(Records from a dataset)
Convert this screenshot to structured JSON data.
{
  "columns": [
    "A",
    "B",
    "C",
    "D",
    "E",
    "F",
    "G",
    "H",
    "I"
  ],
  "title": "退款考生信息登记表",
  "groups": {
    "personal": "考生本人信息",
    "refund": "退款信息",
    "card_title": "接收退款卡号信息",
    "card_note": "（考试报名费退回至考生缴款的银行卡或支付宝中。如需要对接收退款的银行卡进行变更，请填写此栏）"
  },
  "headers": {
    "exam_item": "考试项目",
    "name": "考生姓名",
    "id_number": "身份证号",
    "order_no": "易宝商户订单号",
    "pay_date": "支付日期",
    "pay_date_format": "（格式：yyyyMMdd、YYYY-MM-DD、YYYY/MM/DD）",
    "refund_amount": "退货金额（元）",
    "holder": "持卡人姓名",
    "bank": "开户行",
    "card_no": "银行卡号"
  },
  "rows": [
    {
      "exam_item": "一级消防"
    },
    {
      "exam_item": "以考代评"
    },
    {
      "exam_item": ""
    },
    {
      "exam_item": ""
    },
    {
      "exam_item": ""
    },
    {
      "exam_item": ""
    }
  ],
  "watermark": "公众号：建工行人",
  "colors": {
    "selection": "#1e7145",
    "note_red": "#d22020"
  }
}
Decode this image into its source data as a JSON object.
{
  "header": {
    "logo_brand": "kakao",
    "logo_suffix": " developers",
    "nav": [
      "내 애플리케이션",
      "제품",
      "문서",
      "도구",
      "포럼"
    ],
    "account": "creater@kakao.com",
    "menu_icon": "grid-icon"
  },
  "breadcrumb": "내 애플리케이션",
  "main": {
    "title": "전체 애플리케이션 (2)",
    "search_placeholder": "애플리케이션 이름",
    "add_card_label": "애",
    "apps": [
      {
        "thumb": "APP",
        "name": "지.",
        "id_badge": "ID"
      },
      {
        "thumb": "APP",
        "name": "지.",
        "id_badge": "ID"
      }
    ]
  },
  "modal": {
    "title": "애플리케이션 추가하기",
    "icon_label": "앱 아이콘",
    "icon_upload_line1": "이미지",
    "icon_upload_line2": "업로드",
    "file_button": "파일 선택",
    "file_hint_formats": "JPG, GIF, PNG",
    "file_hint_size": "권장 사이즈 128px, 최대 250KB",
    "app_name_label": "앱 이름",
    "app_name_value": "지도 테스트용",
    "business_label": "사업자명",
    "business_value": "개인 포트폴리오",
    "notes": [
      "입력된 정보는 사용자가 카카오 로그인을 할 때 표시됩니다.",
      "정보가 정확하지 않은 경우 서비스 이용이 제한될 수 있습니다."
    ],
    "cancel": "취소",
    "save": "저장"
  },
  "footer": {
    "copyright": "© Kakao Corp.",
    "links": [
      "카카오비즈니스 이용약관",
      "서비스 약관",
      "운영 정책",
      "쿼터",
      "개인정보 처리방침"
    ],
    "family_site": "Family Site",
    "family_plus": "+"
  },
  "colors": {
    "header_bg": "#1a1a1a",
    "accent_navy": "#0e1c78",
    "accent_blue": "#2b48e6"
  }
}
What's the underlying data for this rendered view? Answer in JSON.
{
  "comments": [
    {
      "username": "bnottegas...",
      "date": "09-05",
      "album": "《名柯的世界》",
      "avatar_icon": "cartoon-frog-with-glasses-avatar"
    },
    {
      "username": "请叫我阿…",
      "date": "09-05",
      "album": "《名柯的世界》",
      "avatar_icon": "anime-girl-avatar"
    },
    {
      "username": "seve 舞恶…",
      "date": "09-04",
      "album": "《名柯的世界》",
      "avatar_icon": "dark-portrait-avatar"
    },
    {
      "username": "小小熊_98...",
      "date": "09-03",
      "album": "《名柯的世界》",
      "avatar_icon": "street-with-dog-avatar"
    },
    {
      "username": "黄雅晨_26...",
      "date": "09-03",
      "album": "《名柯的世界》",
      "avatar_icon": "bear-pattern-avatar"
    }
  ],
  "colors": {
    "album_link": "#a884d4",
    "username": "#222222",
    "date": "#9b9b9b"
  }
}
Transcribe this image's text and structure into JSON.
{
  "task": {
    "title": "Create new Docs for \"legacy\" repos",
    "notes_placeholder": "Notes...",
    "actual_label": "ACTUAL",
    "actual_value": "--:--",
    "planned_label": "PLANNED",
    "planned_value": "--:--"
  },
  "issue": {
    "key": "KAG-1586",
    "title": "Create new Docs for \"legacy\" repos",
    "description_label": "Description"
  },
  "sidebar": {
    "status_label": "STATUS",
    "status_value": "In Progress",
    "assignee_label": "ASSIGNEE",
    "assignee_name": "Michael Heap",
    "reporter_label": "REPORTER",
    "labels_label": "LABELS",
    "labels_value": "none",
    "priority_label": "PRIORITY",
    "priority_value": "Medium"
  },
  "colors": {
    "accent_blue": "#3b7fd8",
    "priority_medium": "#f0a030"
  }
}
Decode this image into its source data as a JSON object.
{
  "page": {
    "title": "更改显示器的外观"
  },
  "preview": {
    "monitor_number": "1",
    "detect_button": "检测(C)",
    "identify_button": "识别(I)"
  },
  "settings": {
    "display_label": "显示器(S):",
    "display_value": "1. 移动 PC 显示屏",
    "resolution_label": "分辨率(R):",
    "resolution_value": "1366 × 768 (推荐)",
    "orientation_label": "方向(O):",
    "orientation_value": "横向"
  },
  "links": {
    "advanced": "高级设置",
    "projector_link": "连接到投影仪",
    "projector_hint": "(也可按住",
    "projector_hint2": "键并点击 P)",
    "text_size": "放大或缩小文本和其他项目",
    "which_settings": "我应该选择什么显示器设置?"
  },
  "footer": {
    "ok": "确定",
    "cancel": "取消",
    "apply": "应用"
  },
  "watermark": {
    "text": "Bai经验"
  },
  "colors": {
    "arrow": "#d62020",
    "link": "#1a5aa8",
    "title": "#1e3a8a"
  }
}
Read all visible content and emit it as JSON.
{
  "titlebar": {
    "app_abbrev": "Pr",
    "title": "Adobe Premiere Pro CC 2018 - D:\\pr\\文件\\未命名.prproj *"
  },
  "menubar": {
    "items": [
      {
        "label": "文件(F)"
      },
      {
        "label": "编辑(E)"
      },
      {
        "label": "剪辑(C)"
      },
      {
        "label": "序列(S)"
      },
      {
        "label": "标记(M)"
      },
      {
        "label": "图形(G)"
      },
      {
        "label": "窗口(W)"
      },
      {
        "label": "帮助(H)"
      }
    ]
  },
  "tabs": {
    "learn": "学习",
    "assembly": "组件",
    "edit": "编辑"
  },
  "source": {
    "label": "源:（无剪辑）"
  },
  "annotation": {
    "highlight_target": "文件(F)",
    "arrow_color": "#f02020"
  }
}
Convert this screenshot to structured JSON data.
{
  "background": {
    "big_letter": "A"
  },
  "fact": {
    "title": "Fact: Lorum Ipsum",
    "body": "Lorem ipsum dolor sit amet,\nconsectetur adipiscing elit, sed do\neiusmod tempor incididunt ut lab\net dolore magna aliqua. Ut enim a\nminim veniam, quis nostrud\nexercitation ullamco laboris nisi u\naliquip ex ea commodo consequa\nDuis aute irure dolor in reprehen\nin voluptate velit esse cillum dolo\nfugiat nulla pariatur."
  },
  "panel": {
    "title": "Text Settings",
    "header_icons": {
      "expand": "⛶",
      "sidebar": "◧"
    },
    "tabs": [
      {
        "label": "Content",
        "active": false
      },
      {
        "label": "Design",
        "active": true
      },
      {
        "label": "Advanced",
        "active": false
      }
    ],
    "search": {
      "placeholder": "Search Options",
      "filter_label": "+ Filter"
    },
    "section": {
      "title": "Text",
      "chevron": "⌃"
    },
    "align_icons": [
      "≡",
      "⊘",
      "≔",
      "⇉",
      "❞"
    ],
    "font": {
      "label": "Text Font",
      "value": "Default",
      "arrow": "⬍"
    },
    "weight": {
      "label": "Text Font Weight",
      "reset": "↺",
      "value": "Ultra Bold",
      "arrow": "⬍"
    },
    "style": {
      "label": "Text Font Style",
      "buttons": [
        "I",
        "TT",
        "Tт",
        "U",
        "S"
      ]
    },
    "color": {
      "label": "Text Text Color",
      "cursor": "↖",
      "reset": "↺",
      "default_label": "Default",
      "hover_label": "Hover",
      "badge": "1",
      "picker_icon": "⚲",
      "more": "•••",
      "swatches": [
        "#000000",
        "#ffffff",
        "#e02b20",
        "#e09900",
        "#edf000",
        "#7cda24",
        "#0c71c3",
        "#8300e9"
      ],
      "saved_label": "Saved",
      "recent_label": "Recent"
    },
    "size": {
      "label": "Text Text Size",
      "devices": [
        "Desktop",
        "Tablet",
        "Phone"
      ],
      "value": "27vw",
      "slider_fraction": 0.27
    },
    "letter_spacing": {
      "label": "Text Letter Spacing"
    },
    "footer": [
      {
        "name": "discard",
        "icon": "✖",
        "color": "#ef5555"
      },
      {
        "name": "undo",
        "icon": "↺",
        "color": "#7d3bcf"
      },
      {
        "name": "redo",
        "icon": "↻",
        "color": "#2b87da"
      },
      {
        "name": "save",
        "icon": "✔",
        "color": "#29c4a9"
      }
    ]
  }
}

- EXERCISE GOAL
What is the number of lines holding the word "애플리케이션"? State it alone.

- OUTPUT OF THE EXERCISE
5